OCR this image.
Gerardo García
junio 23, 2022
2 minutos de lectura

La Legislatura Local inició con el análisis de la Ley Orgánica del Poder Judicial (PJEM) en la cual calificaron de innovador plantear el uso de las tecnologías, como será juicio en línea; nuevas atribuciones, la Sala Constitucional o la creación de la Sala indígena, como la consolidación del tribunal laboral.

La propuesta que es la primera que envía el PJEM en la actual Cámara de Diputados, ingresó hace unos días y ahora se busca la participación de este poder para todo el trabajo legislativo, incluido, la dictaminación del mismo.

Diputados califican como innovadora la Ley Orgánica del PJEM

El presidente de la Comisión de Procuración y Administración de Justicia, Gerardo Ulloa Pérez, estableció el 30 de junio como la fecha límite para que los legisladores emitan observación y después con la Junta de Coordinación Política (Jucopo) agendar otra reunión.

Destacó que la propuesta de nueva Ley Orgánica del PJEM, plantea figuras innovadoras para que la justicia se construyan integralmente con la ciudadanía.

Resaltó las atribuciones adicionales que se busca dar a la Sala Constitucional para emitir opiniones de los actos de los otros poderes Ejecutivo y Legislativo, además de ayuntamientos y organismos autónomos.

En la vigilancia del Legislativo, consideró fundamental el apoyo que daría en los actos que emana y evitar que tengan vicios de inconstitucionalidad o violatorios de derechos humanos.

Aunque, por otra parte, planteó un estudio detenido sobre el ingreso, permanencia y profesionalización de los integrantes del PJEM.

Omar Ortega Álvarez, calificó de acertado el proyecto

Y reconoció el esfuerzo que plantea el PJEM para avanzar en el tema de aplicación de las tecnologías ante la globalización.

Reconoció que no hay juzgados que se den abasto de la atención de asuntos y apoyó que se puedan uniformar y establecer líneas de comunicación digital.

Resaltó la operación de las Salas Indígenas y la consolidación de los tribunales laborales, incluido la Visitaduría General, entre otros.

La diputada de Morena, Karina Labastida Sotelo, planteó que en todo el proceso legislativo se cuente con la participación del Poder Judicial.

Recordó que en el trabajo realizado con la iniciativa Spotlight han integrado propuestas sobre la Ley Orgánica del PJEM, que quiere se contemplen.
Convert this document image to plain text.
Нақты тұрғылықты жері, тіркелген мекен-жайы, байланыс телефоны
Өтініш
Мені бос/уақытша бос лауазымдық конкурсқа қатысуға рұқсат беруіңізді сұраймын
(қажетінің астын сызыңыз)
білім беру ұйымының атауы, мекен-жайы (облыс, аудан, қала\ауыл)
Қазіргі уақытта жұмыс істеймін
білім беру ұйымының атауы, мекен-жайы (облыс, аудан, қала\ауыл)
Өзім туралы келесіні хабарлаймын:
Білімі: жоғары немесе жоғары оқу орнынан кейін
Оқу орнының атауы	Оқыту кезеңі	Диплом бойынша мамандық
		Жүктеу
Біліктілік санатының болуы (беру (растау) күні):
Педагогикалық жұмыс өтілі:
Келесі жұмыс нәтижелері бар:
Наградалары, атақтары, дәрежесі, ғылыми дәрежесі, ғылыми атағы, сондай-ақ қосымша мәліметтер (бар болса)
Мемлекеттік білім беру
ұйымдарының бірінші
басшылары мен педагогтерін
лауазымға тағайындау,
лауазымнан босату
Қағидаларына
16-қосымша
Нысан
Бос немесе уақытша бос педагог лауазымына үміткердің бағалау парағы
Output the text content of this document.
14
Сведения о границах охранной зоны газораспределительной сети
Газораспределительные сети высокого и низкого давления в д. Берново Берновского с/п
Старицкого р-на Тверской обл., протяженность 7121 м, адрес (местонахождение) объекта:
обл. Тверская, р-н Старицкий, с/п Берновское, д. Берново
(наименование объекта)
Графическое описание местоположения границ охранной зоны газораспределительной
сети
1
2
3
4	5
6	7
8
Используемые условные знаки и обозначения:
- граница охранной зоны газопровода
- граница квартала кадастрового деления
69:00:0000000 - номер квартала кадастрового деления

- _WHAT THE TASK ASKS_:
Go through the material and copy out every line with "объекта" in it.

- _RESULT OF THIS EXERCISE_:
Старицкого р-на Тверской обл., протяженность 7121 м, адрес (местонахождение) объекта:
(наименование объекта)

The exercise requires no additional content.